• [Dataset records]:
-*-
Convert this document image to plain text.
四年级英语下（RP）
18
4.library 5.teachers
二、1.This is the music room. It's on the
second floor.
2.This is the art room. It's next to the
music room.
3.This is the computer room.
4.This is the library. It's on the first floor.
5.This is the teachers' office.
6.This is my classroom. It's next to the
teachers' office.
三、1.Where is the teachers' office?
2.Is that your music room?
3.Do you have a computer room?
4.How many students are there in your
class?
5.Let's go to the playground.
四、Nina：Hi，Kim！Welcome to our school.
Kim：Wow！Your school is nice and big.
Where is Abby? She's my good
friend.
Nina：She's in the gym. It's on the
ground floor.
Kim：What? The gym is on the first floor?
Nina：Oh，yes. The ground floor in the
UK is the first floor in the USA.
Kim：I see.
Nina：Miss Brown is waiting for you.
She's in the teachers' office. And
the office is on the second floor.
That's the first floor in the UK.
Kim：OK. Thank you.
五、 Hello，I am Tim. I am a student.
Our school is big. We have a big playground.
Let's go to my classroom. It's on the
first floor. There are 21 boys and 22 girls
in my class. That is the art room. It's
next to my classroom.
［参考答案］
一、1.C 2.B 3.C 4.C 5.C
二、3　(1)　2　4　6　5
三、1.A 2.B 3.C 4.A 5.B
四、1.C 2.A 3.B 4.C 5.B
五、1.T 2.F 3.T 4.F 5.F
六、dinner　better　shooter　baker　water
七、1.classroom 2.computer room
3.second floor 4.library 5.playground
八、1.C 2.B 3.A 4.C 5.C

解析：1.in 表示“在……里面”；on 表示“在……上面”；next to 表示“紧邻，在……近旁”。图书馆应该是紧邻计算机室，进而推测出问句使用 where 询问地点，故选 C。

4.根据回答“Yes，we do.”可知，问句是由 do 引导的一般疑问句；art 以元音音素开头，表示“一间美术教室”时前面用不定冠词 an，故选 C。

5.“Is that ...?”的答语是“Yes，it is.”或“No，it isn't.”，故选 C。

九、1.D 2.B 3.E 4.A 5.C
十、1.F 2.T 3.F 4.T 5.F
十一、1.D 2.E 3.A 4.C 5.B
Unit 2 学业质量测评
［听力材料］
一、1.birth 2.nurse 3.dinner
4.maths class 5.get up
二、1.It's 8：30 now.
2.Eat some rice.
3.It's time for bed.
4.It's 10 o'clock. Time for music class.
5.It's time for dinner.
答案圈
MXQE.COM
-*-
• [Written task]: Copy out the whole listing exactly; please set it all down.

• [Completed exercise]:
Convert this document image to plain text.
四年级英语下（RP）
18
4.library 5.teachers
二、1.This is the music room. It's on the
second floor.
2.This is the art room. It's next to the
music room.
3.This is the computer room.
4.This is the library. It's on the first floor.
5.This is the teachers' office.
6.This is my classroom. It's next to the
teachers' office.
三、1.Where is the teachers' office?
2.Is that your music room?
3.Do you have a computer room?
4.How many students are there in your
class?
5.Let's go to the playground.
四、Nina：Hi，Kim！Welcome to our school.
Kim：Wow！Your school is nice and big.
Where is Abby? She's my good
friend.
Nina：She's in the gym. It's on the
ground floor.
Kim：What? The gym is on the first floor?
Nina：Oh，yes. The ground floor in the
UK is the first floor in the USA.
Kim：I see.
Nina：Miss Brown is waiting for you.
She's in the teachers' office. And
the office is on the second floor.
That's the first floor in the UK.
Kim：OK. Thank you.
五、 Hello，I am Tim. I am a student.
Our school is big. We have a big playground.
Let's go to my classroom. It's on the
first floor. There are 21 boys and 22 girls
in my class. That is the art room. It's
next to my classroom.
［参考答案］
一、1.C 2.B 3.C 4.C 5.C
二、3　(1)　2　4　6　5
三、1.A 2.B 3.C 4.A 5.B
四、1.C 2.A 3.B 4.C 5.B
五、1.T 2.F 3.T 4.F 5.F
六、dinner　better　shooter　baker　water
七、1.classroom 2.computer room
3.second floor 4.library 5.playground
八、1.C 2.B 3.A 4.C 5.C

解析：1.in 表示“在……里面”；on 表示“在……上面”；next to 表示“紧邻，在……近旁”。图书馆应该是紧邻计算机室，进而推测出问句使用 where 询问地点，故选 C。

4.根据回答“Yes，we do.”可知，问句是由 do 引导的一般疑问句；art 以元音音素开头，表示“一间美术教室”时前面用不定冠词 an，故选 C。

5.“Is that ...?”的答语是“Yes，it is.”或“No，it isn't.”，故选 C。

九、1.D 2.B 3.E 4.A 5.C
十、1.F 2.T 3.F 4.T 5.F
十一、1.D 2.E 3.A 4.C 5.B
Unit 2 学业质量测评
［听力材料］
一、1.birth 2.nurse 3.dinner
4.maths class 5.get up
二、1.It's 8：30 now.
2.Eat some rice.
3.It's time for bed.
4.It's 10 o'clock. Time for music class.
5.It's time for dinner.
答案圈
MXQE.COM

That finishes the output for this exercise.